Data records
□ □ □ □ □ □ □

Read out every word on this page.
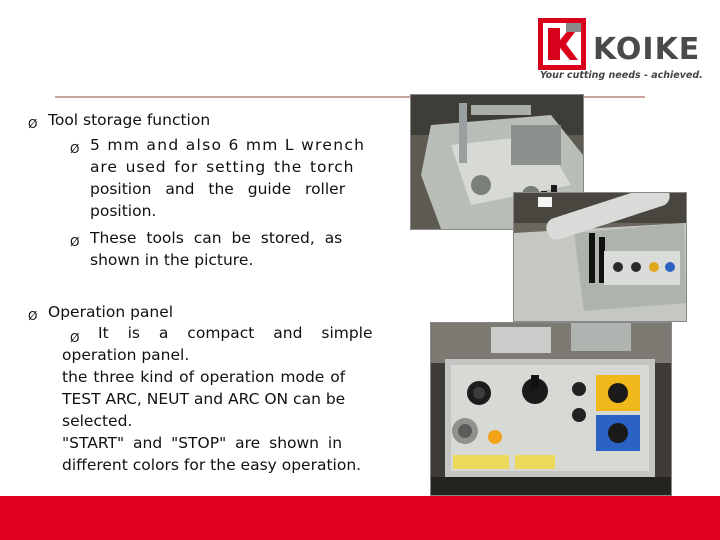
KOIKE
Your cutting needs - achieved.
Ø Tool storage function
Ø 5 mm and also 6 mm L wrench
are used for setting the torch
position and the guide roller
position.
Ø These tools can be stored, as
shown in the picture.
Ø Operation panel
Ø It is a compact and simple
operation panel.
the three kind of operation mode of
TEST ARC, NEUT and ARC ON can be
selected.
"START" and "STOP" are shown in
different colors for the easy operation.
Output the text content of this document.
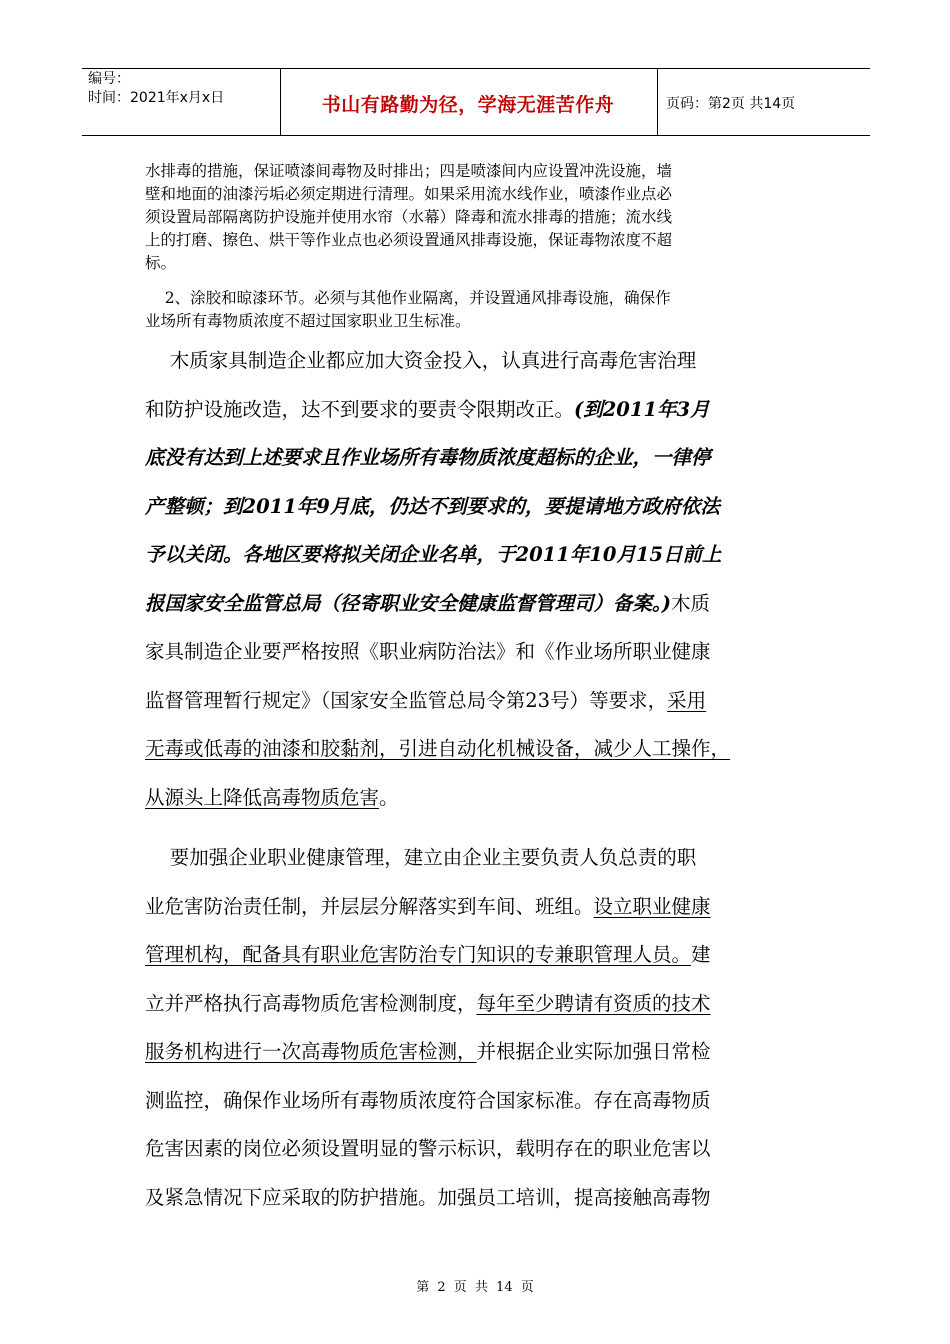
编号：
时间：2021年x月x日	书山有路勤为径，学海无涯苦作舟	页码：第2页 共14页
水排毒的措施，保证喷漆间毒物及时排出；四是喷漆间内应设置冲洗设施，墙
壁和地面的油漆污垢必须定期进行清理。如果采用流水线作业，喷漆作业点必
须设置局部隔离防护设施并使用水帘（水幕）降毒和流水排毒的措施；流水线
上的打磨、擦色、烘干等作业点也必须设置通风排毒设施，保证毒物浓度不超
标。
2、涂胶和晾漆环节。必须与其他作业隔离，并设置通风排毒设施，确保作
业场所有毒物质浓度不超过国家职业卫生标准。
木质家具制造企业都应加大资金投入，认真进行高毒危害治理
和防护设施改造，达不到要求的要责令限期改正。(到2011年3月
底没有达到上述要求且作业场所有毒物质浓度超标的企业，一律停
产整顿；到2011年9月底，仍达不到要求的，要提请地方政府依法
予以关闭。各地区要将拟关闭企业名单，于2011年10月15日前上
报国家安全监管总局（径寄职业安全健康监督管理司）备案。)木质
家具制造企业要严格按照《职业病防治法》和《作业场所职业健康
监督管理暂行规定》（国家安全监管总局令第23号）等要求，采用
无毒或低毒的油漆和胶黏剂，引进自动化机械设备，减少人工操作，
从源头上降低高毒物质危害。
要加强企业职业健康管理，建立由企业主要负责人负总责的职
业危害防治责任制，并层层分解落实到车间、班组。设立职业健康
管理机构，配备具有职业危害防治专门知识的专兼职管理人员。建
立并严格执行高毒物质危害检测制度，每年至少聘请有资质的技术
服务机构进行一次高毒物质危害检测，并根据企业实际加强日常检
测监控，确保作业场所有毒物质浓度符合国家标准。存在高毒物质
危害因素的岗位必须设置明显的警示标识，载明存在的职业危害以
及紧急情况下应采取的防护措施。加强员工培训，提高接触高毒物
第 2 页 共 14 页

□ □ □ □ □ □ □

YOUR TASK
Starting with the line that holds "Output the text content of this document.", repeat exactly every line through the end of the material above, both ends included, without the pictures.

OUTPUT OF THE EXERCISE
Output the text content of this document.
编号：
时间：2021年x月x日	书山有路勤为径，学海无涯苦作舟	页码：第2页 共14页
水排毒的措施，保证喷漆间毒物及时排出；四是喷漆间内应设置冲洗设施，墙
壁和地面的油漆污垢必须定期进行清理。如果采用流水线作业，喷漆作业点必
须设置局部隔离防护设施并使用水帘（水幕）降毒和流水排毒的措施；流水线
上的打磨、擦色、烘干等作业点也必须设置通风排毒设施，保证毒物浓度不超
标。
2、涂胶和晾漆环节。必须与其他作业隔离，并设置通风排毒设施，确保作
业场所有毒物质浓度不超过国家职业卫生标准。
木质家具制造企业都应加大资金投入，认真进行高毒危害治理
和防护设施改造，达不到要求的要责令限期改正。(到2011年3月
底没有达到上述要求且作业场所有毒物质浓度超标的企业，一律停
产整顿；到2011年9月底，仍达不到要求的，要提请地方政府依法
予以关闭。各地区要将拟关闭企业名单，于2011年10月15日前上
报国家安全监管总局（径寄职业安全健康监督管理司）备案。)木质
家具制造企业要严格按照《职业病防治法》和《作业场所职业健康
监督管理暂行规定》（国家安全监管总局令第23号）等要求，采用
无毒或低毒的油漆和胶黏剂，引进自动化机械设备，减少人工操作，
从源头上降低高毒物质危害。
要加强企业职业健康管理，建立由企业主要负责人负总责的职
业危害防治责任制，并层层分解落实到车间、班组。设立职业健康
管理机构，配备具有职业危害防治专门知识的专兼职管理人员。建
立并严格执行高毒物质危害检测制度，每年至少聘请有资质的技术
服务机构进行一次高毒物质危害检测，并根据企业实际加强日常检
测监控，确保作业场所有毒物质浓度符合国家标准。存在高毒物质
危害因素的岗位必须设置明显的警示标识，载明存在的职业危害以
及紧急情况下应采取的防护措施。加强员工培训，提高接触高毒物
第 2 页 共 14 页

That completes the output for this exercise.